> [Required work]
Reproduce the listing below exactly. Pictures do not belong in the copy.

> [Records for this task]
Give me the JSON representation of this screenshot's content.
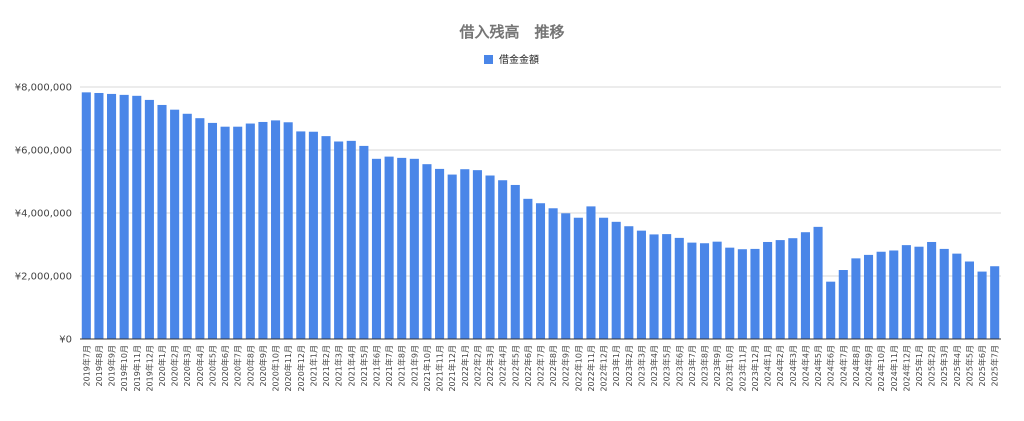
{
  "chart_data": {
    "type": "bar",
    "title": "借入残高　推移",
    "xlabel": "",
    "ylabel": "",
    "legend_position": "top",
    "grid": true,
    "ylim": [
      0,
      8000000
    ],
    "yticks": [
      {
        "value": 0,
        "label": "¥0"
      },
      {
        "value": 2000000,
        "label": "¥2,000,000"
      },
      {
        "value": 4000000,
        "label": "¥4,000,000"
      },
      {
        "value": 6000000,
        "label": "¥6,000,000"
      },
      {
        "value": 8000000,
        "label": "¥8,000,000"
      }
    ],
    "categories": [
      "2019年7月",
      "2019年8月",
      "2019年9月",
      "2019年10月",
      "2019年11月",
      "2019年12月",
      "2020年1月",
      "2020年2月",
      "2020年3月",
      "2020年4月",
      "2020年5月",
      "2020年6月",
      "2020年7月",
      "2020年8月",
      "2020年9月",
      "2020年10月",
      "2020年11月",
      "2020年12月",
      "2021年1月",
      "2021年2月",
      "2021年3月",
      "2021年4月",
      "2021年5月",
      "2021年6月",
      "2021年7月",
      "2021年8月",
      "2021年9月",
      "2021年10月",
      "2021年11月",
      "2021年12月",
      "2022年1月",
      "2022年2月",
      "2022年3月",
      "2022年4月",
      "2022年5月",
      "2022年6月",
      "2022年7月",
      "2022年8月",
      "2022年9月",
      "2022年10月",
      "2022年11月",
      "2022年12月",
      "2023年1月",
      "2023年2月",
      "2023年3月",
      "2023年4月",
      "2023年5月",
      "2023年6月",
      "2023年7月",
      "2023年8月",
      "2023年9月",
      "2023年10月",
      "2023年11月",
      "2023年12月",
      "2024年1月",
      "2024年2月",
      "2024年3月",
      "2024年4月",
      "2024年5月",
      "2024年6月",
      "2024年7月",
      "2024年8月",
      "2024年9月",
      "2024年10月",
      "2024年11月",
      "2024年12月",
      "2025年1月",
      "2025年2月",
      "2025年3月",
      "2025年4月",
      "2025年5月",
      "2025年6月",
      "2025年7月"
    ],
    "series": [
      {
        "name": "借金金額",
        "color": "#4a86e8",
        "values": [
          7830000,
          7810000,
          7780000,
          7750000,
          7720000,
          7590000,
          7430000,
          7280000,
          7150000,
          7010000,
          6860000,
          6740000,
          6740000,
          6840000,
          6890000,
          6940000,
          6880000,
          6590000,
          6580000,
          6440000,
          6270000,
          6290000,
          6130000,
          5720000,
          5790000,
          5750000,
          5720000,
          5550000,
          5400000,
          5220000,
          5390000,
          5360000,
          5190000,
          5040000,
          4890000,
          4450000,
          4310000,
          4150000,
          3990000,
          3850000,
          4210000,
          3850000,
          3720000,
          3580000,
          3440000,
          3320000,
          3330000,
          3210000,
          3060000,
          3040000,
          3090000,
          2900000,
          2850000,
          2860000,
          3080000,
          3140000,
          3200000,
          3390000,
          3560000,
          1820000,
          2190000,
          2560000,
          2670000,
          2770000,
          2810000,
          2980000,
          2930000,
          3080000,
          2860000,
          2710000,
          2460000,
          2140000,
          2310000
        ]
      }
    ]
  }
}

> [Exercise solution]
Give me the JSON representation of this screenshot's content.
{
  "chart_data": {
    "type": "bar",
    "title": "借入残高　推移",
    "xlabel": "",
    "ylabel": "",
    "legend_position": "top",
    "grid": true,
    "ylim": [
      0,
      8000000
    ],
    "yticks": [
      {
        "value": 0,
        "label": "¥0"
      },
      {
        "value": 2000000,
        "label": "¥2,000,000"
      },
      {
        "value": 4000000,
        "label": "¥4,000,000"
      },
      {
        "value": 6000000,
        "label": "¥6,000,000"
      },
      {
        "value": 8000000,
        "label": "¥8,000,000"
      }
    ],
    "categories": [
      "2019年7月",
      "2019年8月",
      "2019年9月",
      "2019年10月",
      "2019年11月",
      "2019年12月",
      "2020年1月",
      "2020年2月",
      "2020年3月",
      "2020年4月",
      "2020年5月",
      "2020年6月",
      "2020年7月",
      "2020年8月",
      "2020年9月",
      "2020年10月",
      "2020年11月",
      "2020年12月",
      "2021年1月",
      "2021年2月",
      "2021年3月",
      "2021年4月",
      "2021年5月",
      "2021年6月",
      "2021年7月",
      "2021年8月",
      "2021年9月",
      "2021年10月",
      "2021年11月",
      "2021年12月",
      "2022年1月",
      "2022年2月",
      "2022年3月",
      "2022年4月",
      "2022年5月",
      "2022年6月",
      "2022年7月",
      "2022年8月",
      "2022年9月",
      "2022年10月",
      "2022年11月",
      "2022年12月",
      "2023年1月",
      "2023年2月",
      "2023年3月",
      "2023年4月",
      "2023年5月",
      "2023年6月",
      "2023年7月",
      "2023年8月",
      "2023年9月",
      "2023年10月",
      "2023年11月",
      "2023年12月",
      "2024年1月",
      "2024年2月",
      "2024年3月",
      "2024年4月",
      "2024年5月",
      "2024年6月",
      "2024年7月",
      "2024年8月",
      "2024年9月",
      "2024年10月",
      "2024年11月",
      "2024年12月",
      "2025年1月",
      "2025年2月",
      "2025年3月",
      "2025年4月",
      "2025年5月",
      "2025年6月",
      "2025年7月"
    ],
    "series": [
      {
        "name": "借金金額",
        "color": "#4a86e8",
        "values": [
          7830000,
          7810000,
          7780000,
          7750000,
          7720000,
          7590000,
          7430000,
          7280000,
          7150000,
          7010000,
          6860000,
          6740000,
          6740000,
          6840000,
          6890000,
          6940000,
          6880000,
          6590000,
          6580000,
          6440000,
          6270000,
          6290000,
          6130000,
          5720000,
          5790000,
          5750000,
          5720000,
          5550000,
          5400000,
          5220000,
          5390000,
          5360000,
          5190000,
          5040000,
          4890000,
          4450000,
          4310000,
          4150000,
          3990000,
          3850000,
          4210000,
          3850000,
          3720000,
          3580000,
          3440000,
          3320000,
          3330000,
          3210000,
          3060000,
          3040000,
          3090000,
          2900000,
          2850000,
          2860000,
          3080000,
          3140000,
          3200000,
          3390000,
          3560000,
          1820000,
          2190000,
          2560000,
          2670000,
          2770000,
          2810000,
          2980000,
          2930000,
          3080000,
          2860000,
          2710000,
          2460000,
          2140000,
          2310000
        ]
      }
    ]
  }
}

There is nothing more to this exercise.